-- Begin --

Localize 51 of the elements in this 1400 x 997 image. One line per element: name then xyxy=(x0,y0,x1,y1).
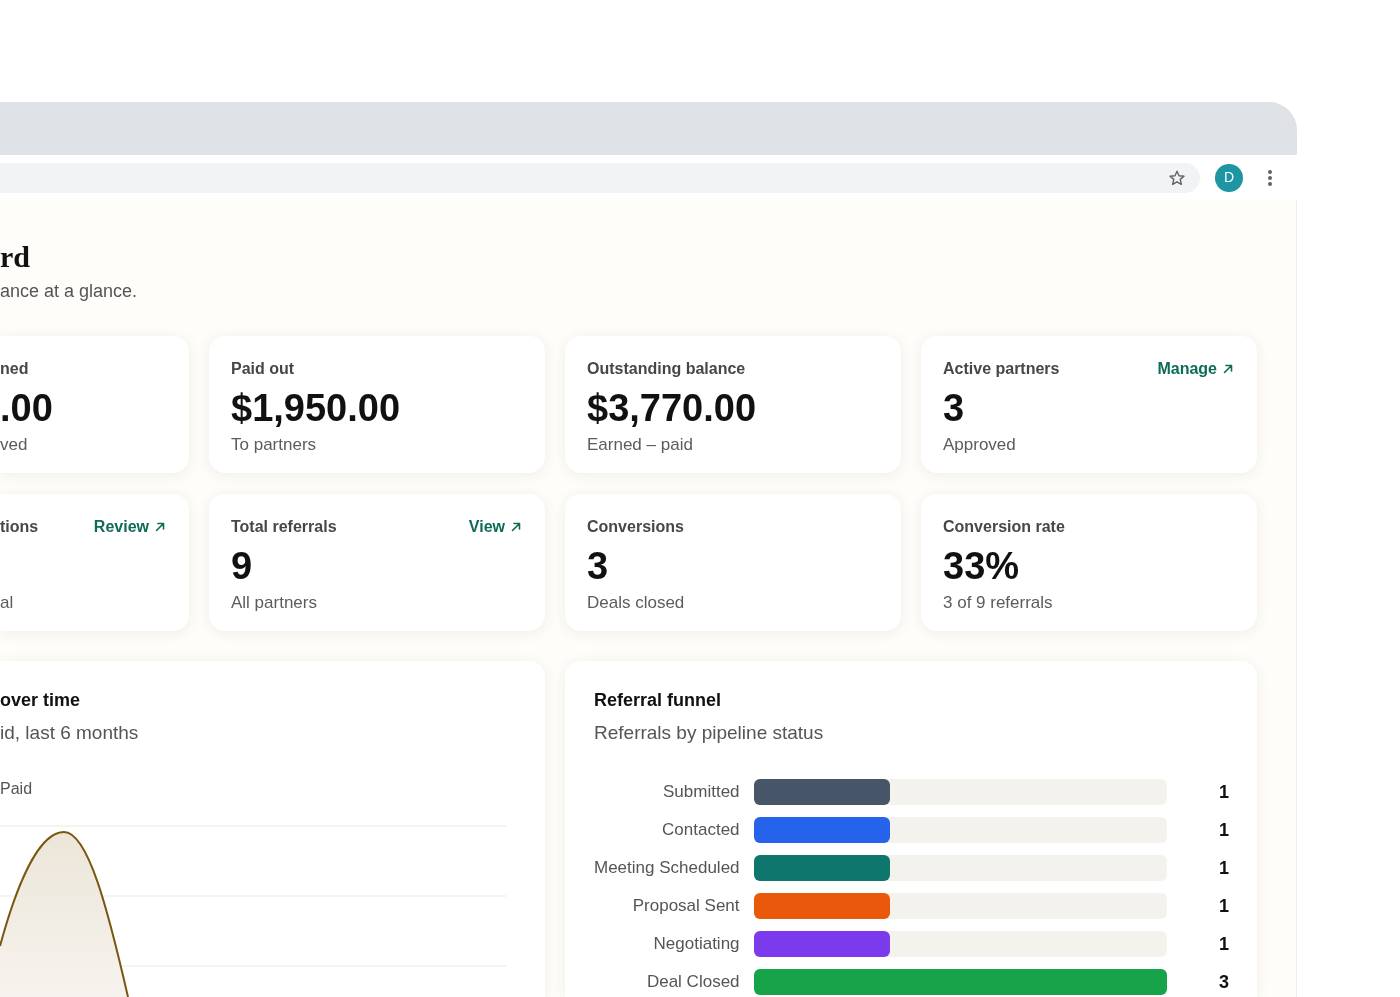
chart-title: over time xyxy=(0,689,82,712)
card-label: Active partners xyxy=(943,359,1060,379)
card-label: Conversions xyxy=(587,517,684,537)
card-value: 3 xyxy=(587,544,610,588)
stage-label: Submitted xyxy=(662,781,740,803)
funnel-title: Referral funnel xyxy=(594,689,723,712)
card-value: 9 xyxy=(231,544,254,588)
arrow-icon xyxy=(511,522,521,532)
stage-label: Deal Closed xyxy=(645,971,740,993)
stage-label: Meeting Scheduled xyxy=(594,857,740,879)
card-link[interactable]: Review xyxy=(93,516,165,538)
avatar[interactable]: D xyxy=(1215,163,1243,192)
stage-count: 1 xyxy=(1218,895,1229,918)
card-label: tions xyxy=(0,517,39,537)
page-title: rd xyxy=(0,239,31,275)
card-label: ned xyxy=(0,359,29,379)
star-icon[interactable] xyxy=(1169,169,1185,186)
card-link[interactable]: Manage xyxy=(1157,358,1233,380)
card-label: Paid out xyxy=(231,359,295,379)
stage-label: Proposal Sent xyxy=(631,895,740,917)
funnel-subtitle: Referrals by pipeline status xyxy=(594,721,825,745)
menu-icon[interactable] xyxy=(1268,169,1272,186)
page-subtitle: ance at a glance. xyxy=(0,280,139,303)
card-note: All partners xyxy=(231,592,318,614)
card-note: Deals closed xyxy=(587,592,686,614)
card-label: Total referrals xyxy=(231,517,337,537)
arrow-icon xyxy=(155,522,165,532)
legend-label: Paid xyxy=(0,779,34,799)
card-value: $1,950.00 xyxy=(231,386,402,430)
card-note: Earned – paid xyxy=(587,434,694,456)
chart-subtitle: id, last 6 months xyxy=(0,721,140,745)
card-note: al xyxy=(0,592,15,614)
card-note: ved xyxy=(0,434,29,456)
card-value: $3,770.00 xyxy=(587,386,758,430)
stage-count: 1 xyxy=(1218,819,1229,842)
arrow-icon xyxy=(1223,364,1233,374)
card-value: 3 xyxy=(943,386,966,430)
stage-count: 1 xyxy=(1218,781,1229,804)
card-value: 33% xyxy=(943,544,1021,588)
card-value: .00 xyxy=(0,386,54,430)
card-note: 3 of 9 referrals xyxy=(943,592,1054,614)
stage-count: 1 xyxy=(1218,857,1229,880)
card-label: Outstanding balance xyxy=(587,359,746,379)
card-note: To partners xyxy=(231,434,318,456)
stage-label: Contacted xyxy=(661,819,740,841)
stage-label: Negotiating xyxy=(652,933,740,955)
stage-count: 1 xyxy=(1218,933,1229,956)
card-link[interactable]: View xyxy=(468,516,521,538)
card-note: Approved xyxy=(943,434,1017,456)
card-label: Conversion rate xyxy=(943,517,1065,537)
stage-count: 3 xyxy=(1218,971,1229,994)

-- End --

Task statement: Tally the lines of the listing above that contain the string "icon", matching case exactly, and give only the resulting number.

Response below: 5